Dataset excerpt
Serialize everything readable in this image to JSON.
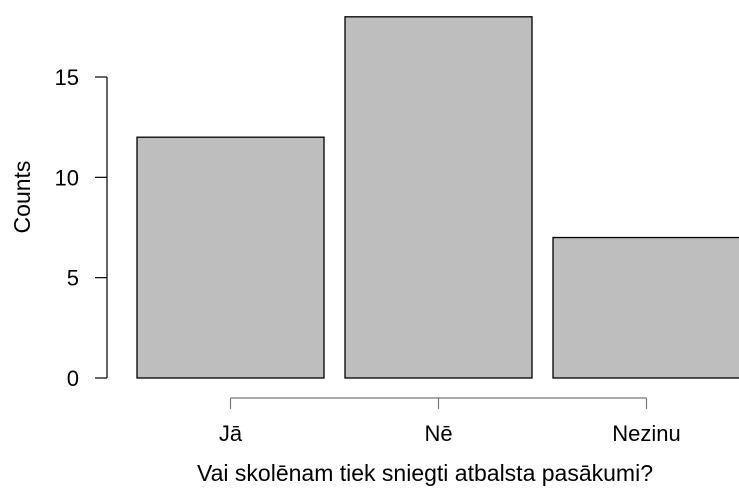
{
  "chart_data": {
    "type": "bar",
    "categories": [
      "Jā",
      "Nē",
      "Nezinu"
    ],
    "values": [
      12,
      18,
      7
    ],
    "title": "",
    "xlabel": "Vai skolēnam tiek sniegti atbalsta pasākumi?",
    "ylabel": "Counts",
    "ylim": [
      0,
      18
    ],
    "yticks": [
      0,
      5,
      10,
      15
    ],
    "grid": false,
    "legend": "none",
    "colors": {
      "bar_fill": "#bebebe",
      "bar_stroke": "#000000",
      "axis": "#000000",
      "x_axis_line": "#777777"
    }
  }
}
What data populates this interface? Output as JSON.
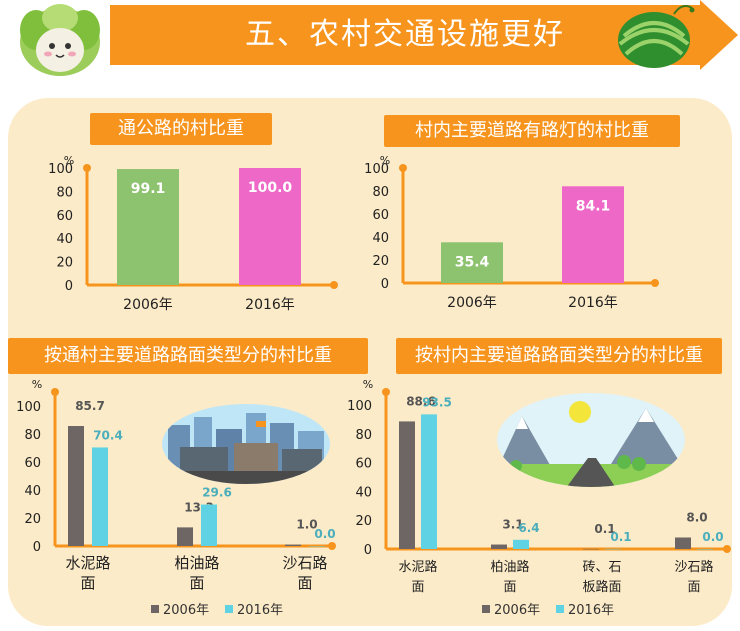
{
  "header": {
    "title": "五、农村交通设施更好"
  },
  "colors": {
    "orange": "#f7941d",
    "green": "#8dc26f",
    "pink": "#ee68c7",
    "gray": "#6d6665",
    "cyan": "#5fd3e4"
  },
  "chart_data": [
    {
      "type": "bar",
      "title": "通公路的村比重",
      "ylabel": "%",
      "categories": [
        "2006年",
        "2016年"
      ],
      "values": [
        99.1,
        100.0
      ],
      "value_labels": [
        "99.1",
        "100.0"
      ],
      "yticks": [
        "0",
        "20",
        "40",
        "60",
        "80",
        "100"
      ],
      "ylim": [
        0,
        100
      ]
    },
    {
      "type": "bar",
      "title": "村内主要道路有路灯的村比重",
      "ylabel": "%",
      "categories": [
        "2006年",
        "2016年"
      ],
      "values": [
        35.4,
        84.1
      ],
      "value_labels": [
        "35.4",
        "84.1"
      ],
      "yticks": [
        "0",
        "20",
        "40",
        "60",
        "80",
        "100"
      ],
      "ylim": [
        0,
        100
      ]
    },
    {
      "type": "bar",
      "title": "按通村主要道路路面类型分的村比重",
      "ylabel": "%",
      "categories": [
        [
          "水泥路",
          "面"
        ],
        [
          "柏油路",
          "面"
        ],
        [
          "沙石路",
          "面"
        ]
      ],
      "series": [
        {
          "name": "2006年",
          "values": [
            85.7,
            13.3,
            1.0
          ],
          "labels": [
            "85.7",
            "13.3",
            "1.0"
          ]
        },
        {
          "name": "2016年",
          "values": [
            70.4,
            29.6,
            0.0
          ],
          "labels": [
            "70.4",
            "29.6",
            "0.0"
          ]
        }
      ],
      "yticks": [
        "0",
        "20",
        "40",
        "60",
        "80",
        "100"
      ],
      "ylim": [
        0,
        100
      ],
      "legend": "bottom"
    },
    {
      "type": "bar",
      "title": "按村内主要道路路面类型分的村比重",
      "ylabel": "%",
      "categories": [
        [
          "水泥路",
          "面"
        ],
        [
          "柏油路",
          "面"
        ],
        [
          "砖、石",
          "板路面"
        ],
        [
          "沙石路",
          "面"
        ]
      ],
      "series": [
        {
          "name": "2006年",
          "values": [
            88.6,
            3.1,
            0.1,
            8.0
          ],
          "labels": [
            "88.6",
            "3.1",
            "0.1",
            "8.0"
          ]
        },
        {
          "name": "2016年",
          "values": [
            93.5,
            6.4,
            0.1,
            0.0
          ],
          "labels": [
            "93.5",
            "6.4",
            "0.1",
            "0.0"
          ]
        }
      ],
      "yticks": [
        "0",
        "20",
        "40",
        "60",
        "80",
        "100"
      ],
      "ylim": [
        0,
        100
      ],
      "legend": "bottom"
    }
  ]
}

> Stated goal
Print all the records again exactly; do not include any picture.

> Result for this exercise
Serialize everything readable in this image to JSON.
{
  "chart_data": {
    "type": "bar",
    "categories": [
      "Jā",
      "Nē",
      "Nezinu"
    ],
    "values": [
      12,
      18,
      7
    ],
    "title": "",
    "xlabel": "Vai skolēnam tiek sniegti atbalsta pasākumi?",
    "ylabel": "Counts",
    "ylim": [
      0,
      18
    ],
    "yticks": [
      0,
      5,
      10,
      15
    ],
    "grid": false,
    "legend": "none",
    "colors": {
      "bar_fill": "#bebebe",
      "bar_stroke": "#000000",
      "axis": "#000000",
      "x_axis_line": "#777777"
    }
  }
}
What data populates this interface? Output as JSON.
{
  "header": {
    "title": "五、农村交通设施更好"
  },
  "colors": {
    "orange": "#f7941d",
    "green": "#8dc26f",
    "pink": "#ee68c7",
    "gray": "#6d6665",
    "cyan": "#5fd3e4"
  },
  "chart_data": [
    {
      "type": "bar",
      "title": "通公路的村比重",
      "ylabel": "%",
      "categories": [
        "2006年",
        "2016年"
      ],
      "values": [
        99.1,
        100.0
      ],
      "value_labels": [
        "99.1",
        "100.0"
      ],
      "yticks": [
        "0",
        "20",
        "40",
        "60",
        "80",
        "100"
      ],
      "ylim": [
        0,
        100
      ]
    },
    {
      "type": "bar",
      "title": "村内主要道路有路灯的村比重",
      "ylabel": "%",
      "categories": [
        "2006年",
        "2016年"
      ],
      "values": [
        35.4,
        84.1
      ],
      "value_labels": [
        "35.4",
        "84.1"
      ],
      "yticks": [
        "0",
        "20",
        "40",
        "60",
        "80",
        "100"
      ],
      "ylim": [
        0,
        100
      ]
    },
    {
      "type": "bar",
      "title": "按通村主要道路路面类型分的村比重",
      "ylabel": "%",
      "categories": [
        [
          "水泥路",
          "面"
        ],
        [
          "柏油路",
          "面"
        ],
        [
          "沙石路",
          "面"
        ]
      ],
      "series": [
        {
          "name": "2006年",
          "values": [
            85.7,
            13.3,
            1.0
          ],
          "labels": [
            "85.7",
            "13.3",
            "1.0"
          ]
        },
        {
          "name": "2016年",
          "values": [
            70.4,
            29.6,
            0.0
          ],
          "labels": [
            "70.4",
            "29.6",
            "0.0"
          ]
        }
      ],
      "yticks": [
        "0",
        "20",
        "40",
        "60",
        "80",
        "100"
      ],
      "ylim": [
        0,
        100
      ],
      "legend": "bottom"
    },
    {
      "type": "bar",
      "title": "按村内主要道路路面类型分的村比重",
      "ylabel": "%",
      "categories": [
        [
          "水泥路",
          "面"
        ],
        [
          "柏油路",
          "面"
        ],
        [
          "砖、石",
          "板路面"
        ],
        [
          "沙石路",
          "面"
        ]
      ],
      "series": [
        {
          "name": "2006年",
          "values": [
            88.6,
            3.1,
            0.1,
            8.0
          ],
          "labels": [
            "88.6",
            "3.1",
            "0.1",
            "8.0"
          ]
        },
        {
          "name": "2016年",
          "values": [
            93.5,
            6.4,
            0.1,
            0.0
          ],
          "labels": [
            "93.5",
            "6.4",
            "0.1",
            "0.0"
          ]
        }
      ],
      "yticks": [
        "0",
        "20",
        "40",
        "60",
        "80",
        "100"
      ],
      "ylim": [
        0,
        100
      ],
      "legend": "bottom"
    }
  ]
}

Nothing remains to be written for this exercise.